> _Information given_

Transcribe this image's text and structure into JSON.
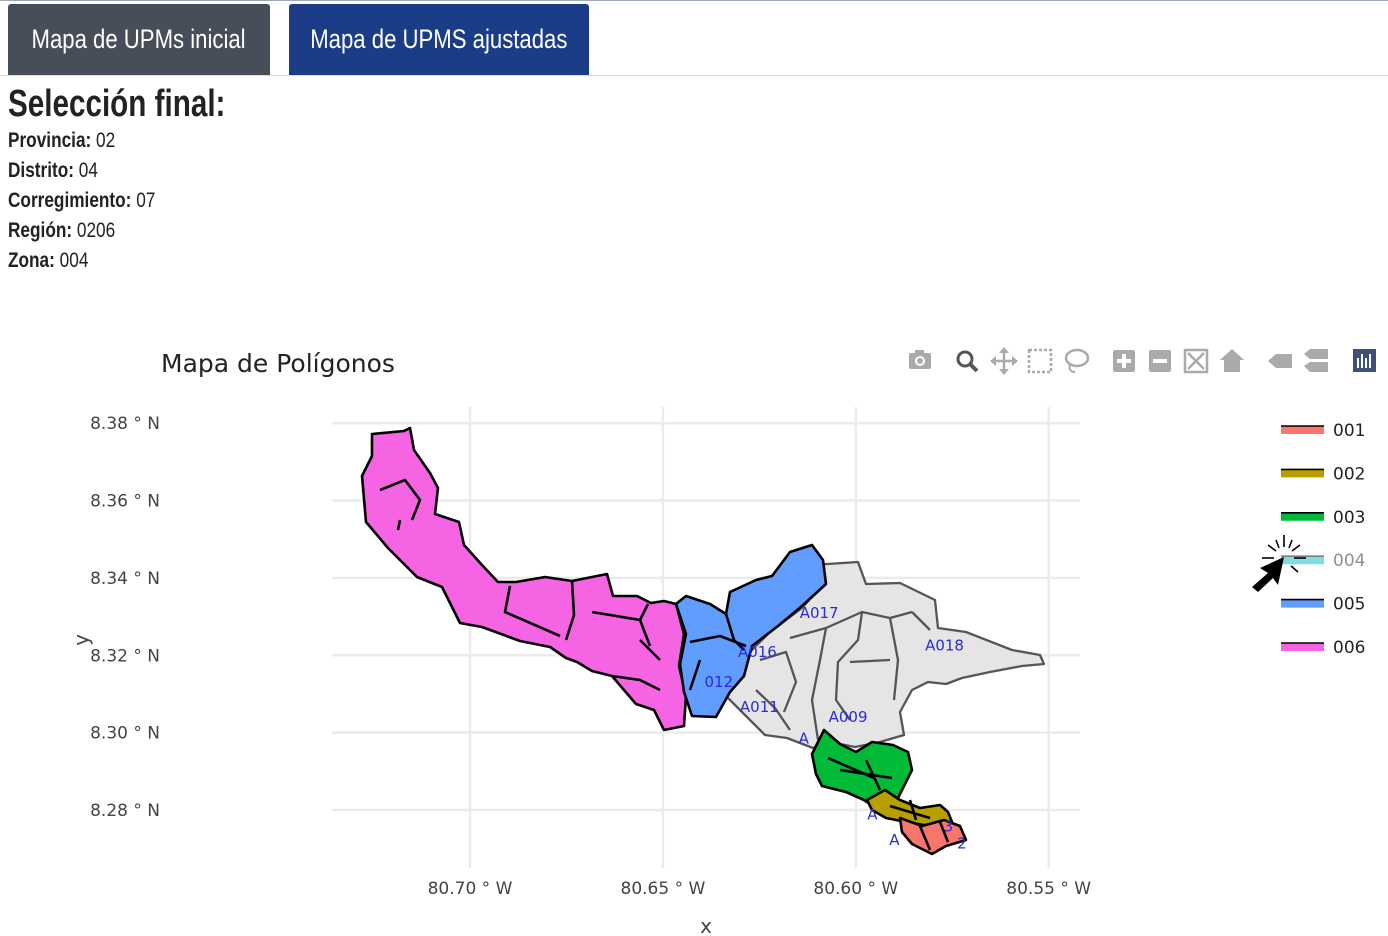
{
  "tabs": [
    {
      "label": "Mapa de UPMs inicial",
      "active": false
    },
    {
      "label": "Mapa de UPMS ajustadas",
      "active": true
    }
  ],
  "selection": {
    "title": "Selección final:",
    "fields": [
      {
        "label": "Provincia:",
        "value": "02"
      },
      {
        "label": "Distrito:",
        "value": "04"
      },
      {
        "label": "Corregimiento:",
        "value": "07"
      },
      {
        "label": "Región:",
        "value": "0206"
      },
      {
        "label": "Zona:",
        "value": "004"
      }
    ]
  },
  "modebar": [
    "camera-icon",
    "zoom-icon",
    "pan-icon",
    "box-select-icon",
    "lasso-select-icon",
    "zoom-in-icon",
    "zoom-out-icon",
    "autoscale-icon",
    "reset-axes-icon",
    "hover-closest-icon",
    "hover-compare-icon",
    "plotly-logo-icon"
  ],
  "chart_data": {
    "type": "map",
    "title": "Mapa de Polígonos",
    "xlabel": "x",
    "ylabel": "y",
    "xlim": [
      -80.735,
      -80.542
    ],
    "ylim": [
      8.265,
      8.386
    ],
    "xticks": [
      {
        "value": -80.7,
        "label": "80.70 ° W"
      },
      {
        "value": -80.65,
        "label": "80.65 ° W"
      },
      {
        "value": -80.6,
        "label": "80.60 ° W"
      },
      {
        "value": -80.55,
        "label": "80.55 ° W"
      }
    ],
    "yticks": [
      {
        "value": 8.38,
        "label": "8.38 ° N"
      },
      {
        "value": 8.36,
        "label": "8.36 ° N"
      },
      {
        "value": 8.34,
        "label": "8.34 ° N"
      },
      {
        "value": 8.32,
        "label": "8.32 ° N"
      },
      {
        "value": 8.3,
        "label": "8.30 ° N"
      },
      {
        "value": 8.28,
        "label": "8.28 ° N"
      }
    ],
    "grid": true,
    "legend_position": "right",
    "series": [
      {
        "name": "001",
        "color": "#f8766d",
        "visible": true
      },
      {
        "name": "002",
        "color": "#b79f00",
        "visible": true
      },
      {
        "name": "003",
        "color": "#00ba38",
        "visible": true
      },
      {
        "name": "004",
        "color": "#00bfc4",
        "visible": false
      },
      {
        "name": "005",
        "color": "#619cff",
        "visible": true
      },
      {
        "name": "006",
        "color": "#f564e3",
        "visible": true
      }
    ],
    "labels": [
      {
        "text": "A017",
        "lon": -80.6095,
        "lat": 8.3297
      },
      {
        "text": "A016",
        "lon": -80.6255,
        "lat": 8.3195
      },
      {
        "text": "A018",
        "lon": -80.577,
        "lat": 8.3212
      },
      {
        "text": "012",
        "lon": -80.6355,
        "lat": 8.3118
      },
      {
        "text": "A011",
        "lon": -80.625,
        "lat": 8.3053
      },
      {
        "text": "A009",
        "lon": -80.602,
        "lat": 8.3028
      },
      {
        "text": "A",
        "lon": -80.6135,
        "lat": 8.2972
      },
      {
        "text": "A",
        "lon": -80.5957,
        "lat": 8.2775
      },
      {
        "text": "A",
        "lon": -80.59,
        "lat": 8.271
      },
      {
        "text": "3",
        "lon": -80.576,
        "lat": 8.2745
      },
      {
        "text": "2",
        "lon": -80.5725,
        "lat": 8.27
      }
    ]
  }
}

> _Your goal_
Extract all lines from the data in which "Mapa" is found.

> _Final result_
      "label": "Mapa de UPMs inicial",
      "label": "Mapa de UPMS ajustadas",
    "title": "Mapa de Polígonos",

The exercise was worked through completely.